Polar ice cap
There are no requirements with respect to size or composition for a body of ice to be termed a polar ice cap, nor any geological requirement for it to be over land; only that it must be a body of solid phase matter in the polar region. This causes the term "polar ice cap" to be something of a misnomer, as the term ice cap itself is applied more narrowly to bodies that are over land, and cover less than 50,000 km2: larger bodies are referred to as ice sheets.
Earth's polar caps have changed dramatically over the last 12,000 years. Seasonal variations of the ice caps takes place due to varied solar energy absorption as the planet or moon revolves around the Sun. Additionally, in geologic time scales, the ice caps may grow or shrink due to climate variation.
Earth's North Pole is covered by floating pack ice (sea ice) over the Arctic Ocean. Portions of the ice that do not melt seasonally can get very thick, up to 3–4 meters thick over large areas, with ridges up to 20 meters thick. One-year ice is usually about 1 meter thick. The area covered by sea ice ranges between 9 and 12 million km2. In addition, the Greenland ice sheet covers about 1.71 million km2 and contains about 2.6 million km³ of ice. When the ice breaks off (calves) it forms icebergs scattered around the northern Atlantic.

▶ _Record extracts_
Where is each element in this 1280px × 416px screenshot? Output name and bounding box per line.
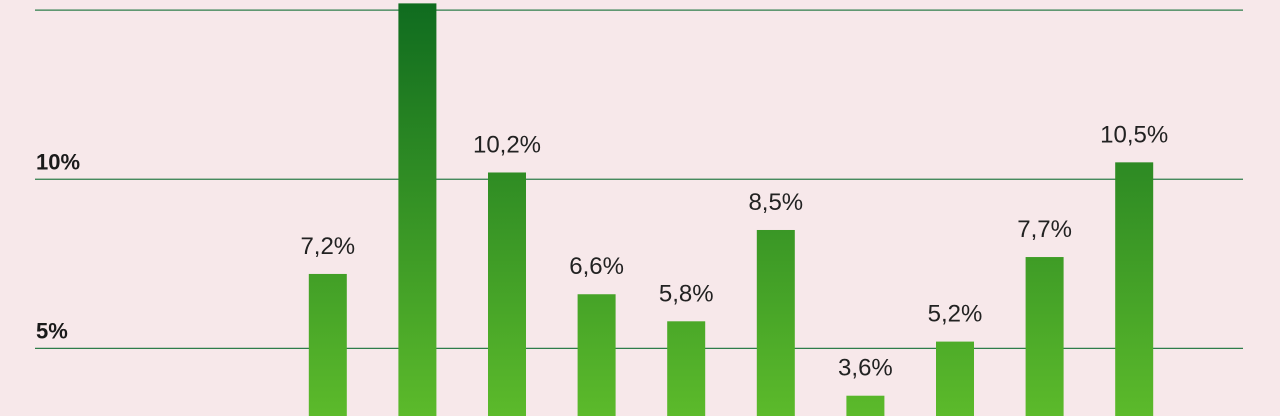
y-tick-label: 5% [36, 318, 68, 343]
value-label: 3,6% [838, 355, 893, 382]
bar [398, 3, 437, 416]
value-label: 5,2% [928, 301, 983, 328]
bar [667, 321, 706, 416]
value-label: 6,6% [569, 253, 624, 280]
bar [846, 395, 885, 416]
y-tick-label: 15% [36, 0, 80, 5]
bar [577, 294, 616, 416]
bar [1115, 162, 1154, 416]
bar [936, 341, 974, 416]
value-label: 7,7% [1017, 216, 1072, 243]
bar [308, 273, 347, 416]
value-label: 5,8% [659, 280, 714, 307]
bar [488, 172, 526, 416]
bar [1025, 257, 1064, 416]
bar [756, 229, 795, 416]
value-label: 7,2% [300, 233, 355, 260]
value-label: 8,5% [748, 189, 803, 216]
y-tick-label: 10% [36, 149, 80, 174]
value-label: 10,5% [1100, 121, 1168, 148]
value-label: 10,2% [473, 131, 541, 158]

▶ _Task instructions_
1. In the text on polar ice caps, how thick is one-year ice usually?
2. Write out the passage of the text on polar ice caps starting at "Earth's North Pole" and ending at "the northern Atlantic.".
The rows aren't needed for anything here.

▶ _Solved problems_
1. About 1 meter thick.

2.
Earth's North Pole is covered by floating pack ice (sea ice) over the Arctic Ocean. Portions of the ice that do not melt seasonally can get very thick, up to 3–4 meters thick over large areas, with ridges up to 20 meters thick. One-year ice is usually about 1 meter thick. The area covered by sea ice ranges between 9 and 12 million km2. In addition, the Greenland ice sheet covers about 1.71 million km2 and contains about 2.6 million km³ of ice. When the ice breaks off (calves) it forms icebergs scattered around the northern Atlantic.